**Written problem**
Where does the string "ELISA" appear? Copy every line of the entries below that holds it.
***
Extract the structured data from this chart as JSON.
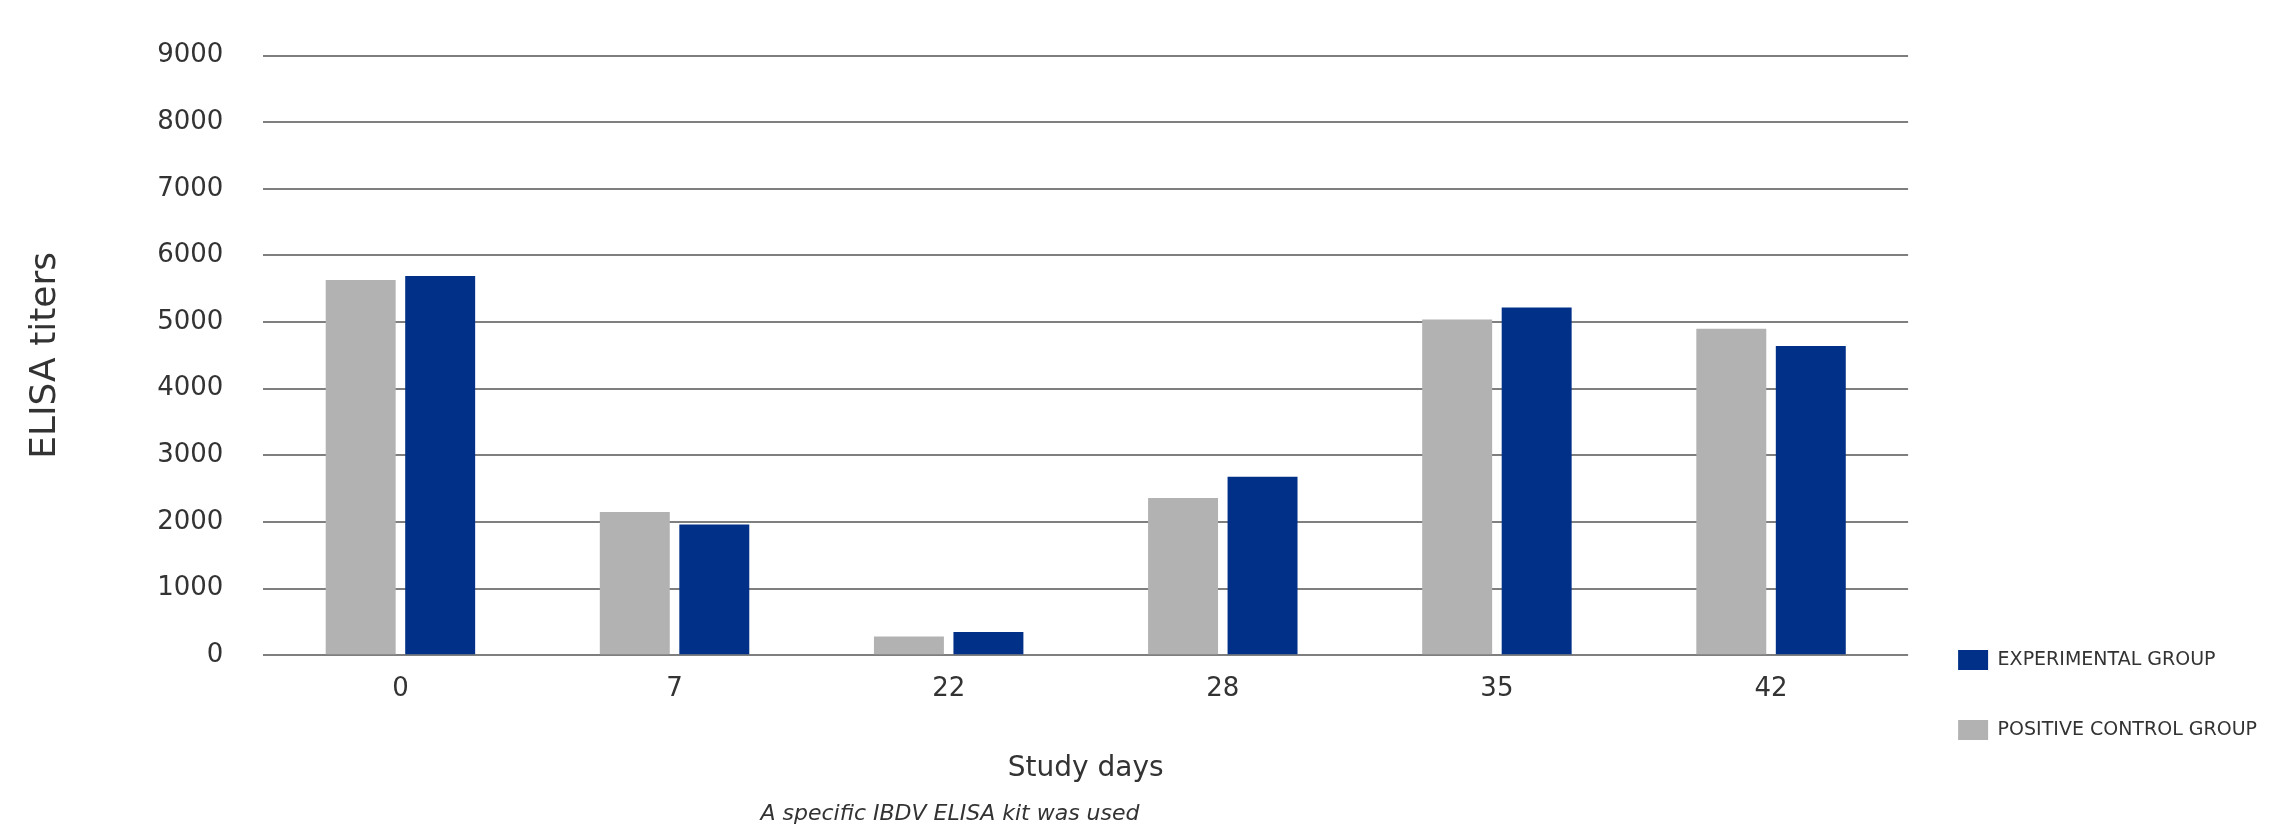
{
  "chart_data": {
    "type": "bar",
    "xlabel": "Study days",
    "ylabel": "ELISA titers",
    "categories": [
      "0",
      "7",
      "22",
      "28",
      "35",
      "42"
    ],
    "series": [
      {
        "name": "POSITIVE CONTROL GROUP",
        "color": "#b2b2b2",
        "values": [
          5630,
          2150,
          280,
          2360,
          5040,
          4900
        ]
      },
      {
        "name": "EXPERIMENTAL GROUP",
        "color": "#003087",
        "values": [
          5690,
          1960,
          350,
          2680,
          5220,
          4640
        ]
      }
    ],
    "ylim": [
      0,
      9000
    ],
    "yticks": [
      0,
      1000,
      2000,
      3000,
      4000,
      5000,
      6000,
      7000,
      8000,
      9000
    ],
    "grid": "y",
    "legend": "right",
    "annotations": [
      "A specific IBDV ELISA kit was used"
    ]
  }
}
***
**Exercise response**
    "ylabel": "ELISA titers",
      "A specific IBDV ELISA kit was used"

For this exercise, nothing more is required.